▶ [What the task requires] Your task is to give the data again, exactly, with every line intact.

┌─ Records to use

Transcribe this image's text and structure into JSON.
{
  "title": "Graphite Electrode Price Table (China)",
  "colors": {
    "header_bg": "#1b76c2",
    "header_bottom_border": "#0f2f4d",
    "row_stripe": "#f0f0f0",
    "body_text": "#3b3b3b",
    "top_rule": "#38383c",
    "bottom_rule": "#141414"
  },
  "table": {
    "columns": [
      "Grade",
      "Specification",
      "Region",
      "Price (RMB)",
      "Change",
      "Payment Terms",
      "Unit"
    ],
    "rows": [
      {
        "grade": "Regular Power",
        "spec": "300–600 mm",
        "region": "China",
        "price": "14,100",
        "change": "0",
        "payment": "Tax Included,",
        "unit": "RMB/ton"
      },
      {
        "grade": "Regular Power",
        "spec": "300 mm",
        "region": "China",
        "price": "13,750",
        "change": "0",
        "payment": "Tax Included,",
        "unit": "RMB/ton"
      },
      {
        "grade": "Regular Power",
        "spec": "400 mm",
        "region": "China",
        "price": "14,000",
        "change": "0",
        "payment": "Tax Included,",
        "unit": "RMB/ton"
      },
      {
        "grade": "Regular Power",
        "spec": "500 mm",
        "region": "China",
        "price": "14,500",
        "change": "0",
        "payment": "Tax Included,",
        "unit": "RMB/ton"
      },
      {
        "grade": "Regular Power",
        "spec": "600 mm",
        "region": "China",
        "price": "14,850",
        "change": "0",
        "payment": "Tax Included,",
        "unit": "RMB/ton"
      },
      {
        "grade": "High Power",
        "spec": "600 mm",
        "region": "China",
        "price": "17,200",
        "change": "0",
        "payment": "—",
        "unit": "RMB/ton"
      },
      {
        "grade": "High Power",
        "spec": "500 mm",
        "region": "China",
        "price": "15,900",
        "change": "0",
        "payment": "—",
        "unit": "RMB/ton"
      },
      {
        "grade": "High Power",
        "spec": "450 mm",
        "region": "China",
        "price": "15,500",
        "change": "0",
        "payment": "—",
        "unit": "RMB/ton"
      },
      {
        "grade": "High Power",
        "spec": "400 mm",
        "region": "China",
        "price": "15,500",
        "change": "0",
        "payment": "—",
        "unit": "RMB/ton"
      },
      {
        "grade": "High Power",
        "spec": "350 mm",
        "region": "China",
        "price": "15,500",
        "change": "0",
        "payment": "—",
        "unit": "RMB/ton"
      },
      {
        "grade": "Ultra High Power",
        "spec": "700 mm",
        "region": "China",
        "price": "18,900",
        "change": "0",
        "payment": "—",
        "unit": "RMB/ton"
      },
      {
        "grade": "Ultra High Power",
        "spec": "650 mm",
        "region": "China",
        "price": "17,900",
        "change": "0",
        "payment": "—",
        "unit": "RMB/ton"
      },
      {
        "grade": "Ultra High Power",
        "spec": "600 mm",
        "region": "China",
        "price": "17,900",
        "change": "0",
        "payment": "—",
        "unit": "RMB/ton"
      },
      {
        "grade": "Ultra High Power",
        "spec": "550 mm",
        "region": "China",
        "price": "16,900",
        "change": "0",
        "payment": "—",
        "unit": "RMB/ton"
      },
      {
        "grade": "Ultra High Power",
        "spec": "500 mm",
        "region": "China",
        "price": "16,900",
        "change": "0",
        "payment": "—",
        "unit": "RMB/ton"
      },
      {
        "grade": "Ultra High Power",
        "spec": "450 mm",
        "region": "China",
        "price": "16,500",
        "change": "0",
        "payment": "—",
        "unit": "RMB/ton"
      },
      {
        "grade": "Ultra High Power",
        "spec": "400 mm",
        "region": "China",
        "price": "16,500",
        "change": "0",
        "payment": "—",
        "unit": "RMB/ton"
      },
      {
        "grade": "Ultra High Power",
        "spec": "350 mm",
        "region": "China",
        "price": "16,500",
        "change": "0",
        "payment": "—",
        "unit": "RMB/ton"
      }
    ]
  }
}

└─

▶ [The answer]
Transcribe this image's text and structure into JSON.
{
  "title": "Graphite Electrode Price Table (China)",
  "colors": {
    "header_bg": "#1b76c2",
    "header_bottom_border": "#0f2f4d",
    "row_stripe": "#f0f0f0",
    "body_text": "#3b3b3b",
    "top_rule": "#38383c",
    "bottom_rule": "#141414"
  },
  "table": {
    "columns": [
      "Grade",
      "Specification",
      "Region",
      "Price (RMB)",
      "Change",
      "Payment Terms",
      "Unit"
    ],
    "rows": [
      {
        "grade": "Regular Power",
        "spec": "300–600 mm",
        "region": "China",
        "price": "14,100",
        "change": "0",
        "payment": "Tax Included,",
        "unit": "RMB/ton"
      },
      {
        "grade": "Regular Power",
        "spec": "300 mm",
        "region": "China",
        "price": "13,750",
        "change": "0",
        "payment": "Tax Included,",
        "unit": "RMB/ton"
      },
      {
        "grade": "Regular Power",
        "spec": "400 mm",
        "region": "China",
        "price": "14,000",
        "change": "0",
        "payment": "Tax Included,",
        "unit": "RMB/ton"
      },
      {
        "grade": "Regular Power",
        "spec": "500 mm",
        "region": "China",
        "price": "14,500",
        "change": "0",
        "payment": "Tax Included,",
        "unit": "RMB/ton"
      },
      {
        "grade": "Regular Power",
        "spec": "600 mm",
        "region": "China",
        "price": "14,850",
        "change": "0",
        "payment": "Tax Included,",
        "unit": "RMB/ton"
      },
      {
        "grade": "High Power",
        "spec": "600 mm",
        "region": "China",
        "price": "17,200",
        "change": "0",
        "payment": "—",
        "unit": "RMB/ton"
      },
      {
        "grade": "High Power",
        "spec": "500 mm",
        "region": "China",
        "price": "15,900",
        "change": "0",
        "payment": "—",
        "unit": "RMB/ton"
      },
      {
        "grade": "High Power",
        "spec": "450 mm",
        "region": "China",
        "price": "15,500",
        "change": "0",
        "payment": "—",
        "unit": "RMB/ton"
      },
      {
        "grade": "High Power",
        "spec": "400 mm",
        "region": "China",
        "price": "15,500",
        "change": "0",
        "payment": "—",
        "unit": "RMB/ton"
      },
      {
        "grade": "High Power",
        "spec": "350 mm",
        "region": "China",
        "price": "15,500",
        "change": "0",
        "payment": "—",
        "unit": "RMB/ton"
      },
      {
        "grade": "Ultra High Power",
        "spec": "700 mm",
        "region": "China",
        "price": "18,900",
        "change": "0",
        "payment": "—",
        "unit": "RMB/ton"
      },
      {
        "grade": "Ultra High Power",
        "spec": "650 mm",
        "region": "China",
        "price": "17,900",
        "change": "0",
        "payment": "—",
        "unit": "RMB/ton"
      },
      {
        "grade": "Ultra High Power",
        "spec": "600 mm",
        "region": "China",
        "price": "17,900",
        "change": "0",
        "payment": "—",
        "unit": "RMB/ton"
      },
      {
        "grade": "Ultra High Power",
        "spec": "550 mm",
        "region": "China",
        "price": "16,900",
        "change": "0",
        "payment": "—",
        "unit": "RMB/ton"
      },
      {
        "grade": "Ultra High Power",
        "spec": "500 mm",
        "region": "China",
        "price": "16,900",
        "change": "0",
        "payment": "—",
        "unit": "RMB/ton"
      },
      {
        "grade": "Ultra High Power",
        "spec": "450 mm",
        "region": "China",
        "price": "16,500",
        "change": "0",
        "payment": "—",
        "unit": "RMB/ton"
      },
      {
        "grade": "Ultra High Power",
        "spec": "400 mm",
        "region": "China",
        "price": "16,500",
        "change": "0",
        "payment": "—",
        "unit": "RMB/ton"
      },
      {
        "grade": "Ultra High Power",
        "spec": "350 mm",
        "region": "China",
        "price": "16,500",
        "change": "0",
        "payment": "—",
        "unit": "RMB/ton"
      }
    ]
  }
}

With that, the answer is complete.